* **What needs to be done**: Return the data exactly, with all pictures removed.

* **Provided information**:
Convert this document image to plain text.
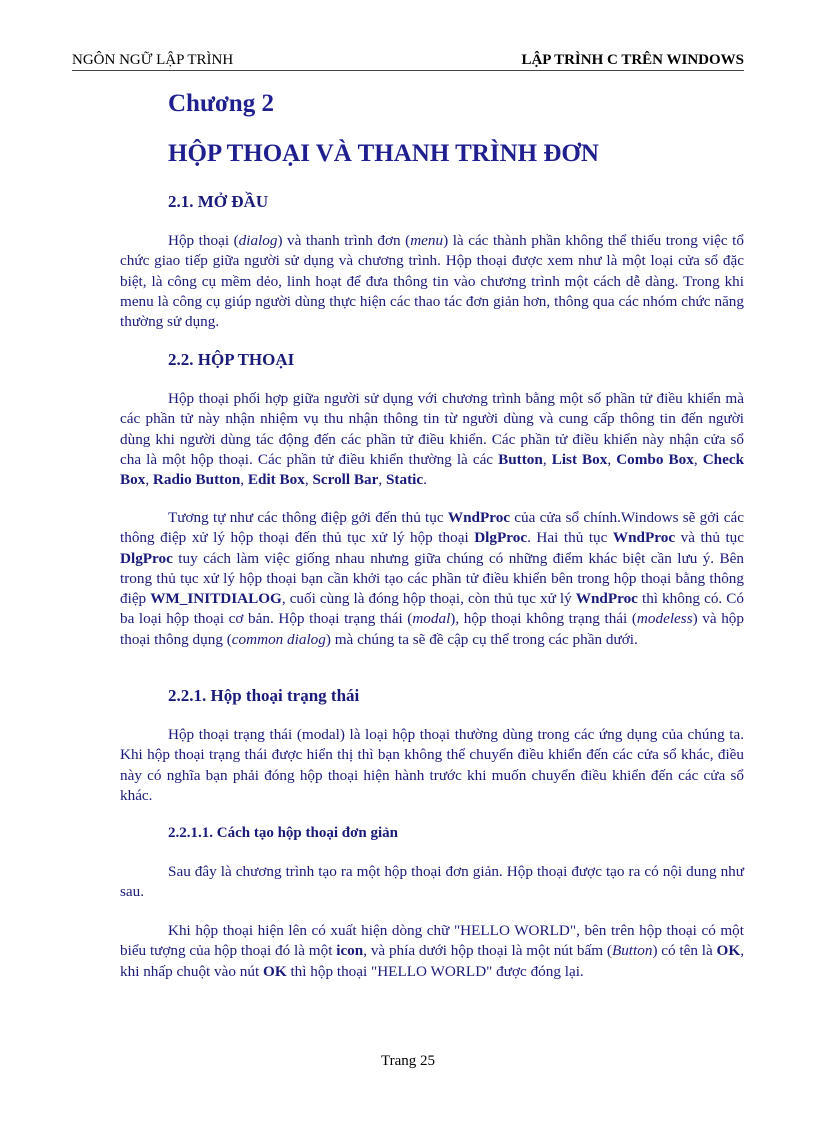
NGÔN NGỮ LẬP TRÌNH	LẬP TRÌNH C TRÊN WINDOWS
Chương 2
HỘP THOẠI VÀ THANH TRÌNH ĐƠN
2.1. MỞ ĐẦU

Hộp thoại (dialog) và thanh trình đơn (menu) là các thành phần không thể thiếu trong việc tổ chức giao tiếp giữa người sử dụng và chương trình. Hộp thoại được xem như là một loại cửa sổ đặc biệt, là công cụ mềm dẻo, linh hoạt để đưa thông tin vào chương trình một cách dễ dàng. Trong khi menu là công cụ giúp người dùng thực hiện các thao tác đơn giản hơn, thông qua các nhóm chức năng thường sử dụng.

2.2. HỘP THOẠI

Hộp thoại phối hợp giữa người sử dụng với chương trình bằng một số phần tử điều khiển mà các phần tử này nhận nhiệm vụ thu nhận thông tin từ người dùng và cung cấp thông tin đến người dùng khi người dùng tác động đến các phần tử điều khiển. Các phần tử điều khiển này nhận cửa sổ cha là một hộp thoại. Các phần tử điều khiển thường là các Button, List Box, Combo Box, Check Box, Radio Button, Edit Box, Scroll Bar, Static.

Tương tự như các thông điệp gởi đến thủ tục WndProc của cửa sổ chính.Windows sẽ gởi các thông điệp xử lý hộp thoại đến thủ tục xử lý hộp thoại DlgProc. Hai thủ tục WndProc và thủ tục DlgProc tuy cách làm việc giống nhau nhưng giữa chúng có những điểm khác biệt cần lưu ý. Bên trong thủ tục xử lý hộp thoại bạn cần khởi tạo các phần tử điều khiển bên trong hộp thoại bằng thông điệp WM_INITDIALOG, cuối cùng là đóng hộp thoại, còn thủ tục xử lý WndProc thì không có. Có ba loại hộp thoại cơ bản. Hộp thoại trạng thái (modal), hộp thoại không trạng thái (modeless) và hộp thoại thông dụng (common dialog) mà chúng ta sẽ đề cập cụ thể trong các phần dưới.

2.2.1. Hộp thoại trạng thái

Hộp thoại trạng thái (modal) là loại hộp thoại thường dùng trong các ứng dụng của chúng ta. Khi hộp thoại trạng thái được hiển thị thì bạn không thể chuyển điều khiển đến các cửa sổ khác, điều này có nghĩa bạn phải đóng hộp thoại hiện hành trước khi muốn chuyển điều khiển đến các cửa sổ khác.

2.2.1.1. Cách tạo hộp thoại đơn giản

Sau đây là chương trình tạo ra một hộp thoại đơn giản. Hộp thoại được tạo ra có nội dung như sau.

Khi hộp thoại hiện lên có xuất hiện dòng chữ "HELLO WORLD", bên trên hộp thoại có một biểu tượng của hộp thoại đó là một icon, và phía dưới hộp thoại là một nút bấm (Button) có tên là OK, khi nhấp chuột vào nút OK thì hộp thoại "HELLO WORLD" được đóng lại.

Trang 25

* **Response below**:
Convert this document image to plain text.
NGÔN NGỮ LẬP TRÌNH	LẬP TRÌNH C TRÊN WINDOWS
Chương 2
HỘP THOẠI VÀ THANH TRÌNH ĐƠN
2.1. MỞ ĐẦU

Hộp thoại (dialog) và thanh trình đơn (menu) là các thành phần không thể thiếu trong việc tổ chức giao tiếp giữa người sử dụng và chương trình. Hộp thoại được xem như là một loại cửa sổ đặc biệt, là công cụ mềm dẻo, linh hoạt để đưa thông tin vào chương trình một cách dễ dàng. Trong khi menu là công cụ giúp người dùng thực hiện các thao tác đơn giản hơn, thông qua các nhóm chức năng thường sử dụng.

2.2. HỘP THOẠI

Hộp thoại phối hợp giữa người sử dụng với chương trình bằng một số phần tử điều khiển mà các phần tử này nhận nhiệm vụ thu nhận thông tin từ người dùng và cung cấp thông tin đến người dùng khi người dùng tác động đến các phần tử điều khiển. Các phần tử điều khiển này nhận cửa sổ cha là một hộp thoại. Các phần tử điều khiển thường là các Button, List Box, Combo Box, Check Box, Radio Button, Edit Box, Scroll Bar, Static.

Tương tự như các thông điệp gởi đến thủ tục WndProc của cửa sổ chính.Windows sẽ gởi các thông điệp xử lý hộp thoại đến thủ tục xử lý hộp thoại DlgProc. Hai thủ tục WndProc và thủ tục DlgProc tuy cách làm việc giống nhau nhưng giữa chúng có những điểm khác biệt cần lưu ý. Bên trong thủ tục xử lý hộp thoại bạn cần khởi tạo các phần tử điều khiển bên trong hộp thoại bằng thông điệp WM_INITDIALOG, cuối cùng là đóng hộp thoại, còn thủ tục xử lý WndProc thì không có. Có ba loại hộp thoại cơ bản. Hộp thoại trạng thái (modal), hộp thoại không trạng thái (modeless) và hộp thoại thông dụng (common dialog) mà chúng ta sẽ đề cập cụ thể trong các phần dưới.

2.2.1. Hộp thoại trạng thái

Hộp thoại trạng thái (modal) là loại hộp thoại thường dùng trong các ứng dụng của chúng ta. Khi hộp thoại trạng thái được hiển thị thì bạn không thể chuyển điều khiển đến các cửa sổ khác, điều này có nghĩa bạn phải đóng hộp thoại hiện hành trước khi muốn chuyển điều khiển đến các cửa sổ khác.

2.2.1.1. Cách tạo hộp thoại đơn giản

Sau đây là chương trình tạo ra một hộp thoại đơn giản. Hộp thoại được tạo ra có nội dung như sau.

Khi hộp thoại hiện lên có xuất hiện dòng chữ "HELLO WORLD", bên trên hộp thoại có một biểu tượng của hộp thoại đó là một icon, và phía dưới hộp thoại là một nút bấm (Button) có tên là OK, khi nhấp chuột vào nút OK thì hộp thoại "HELLO WORLD" được đóng lại.

Trang 25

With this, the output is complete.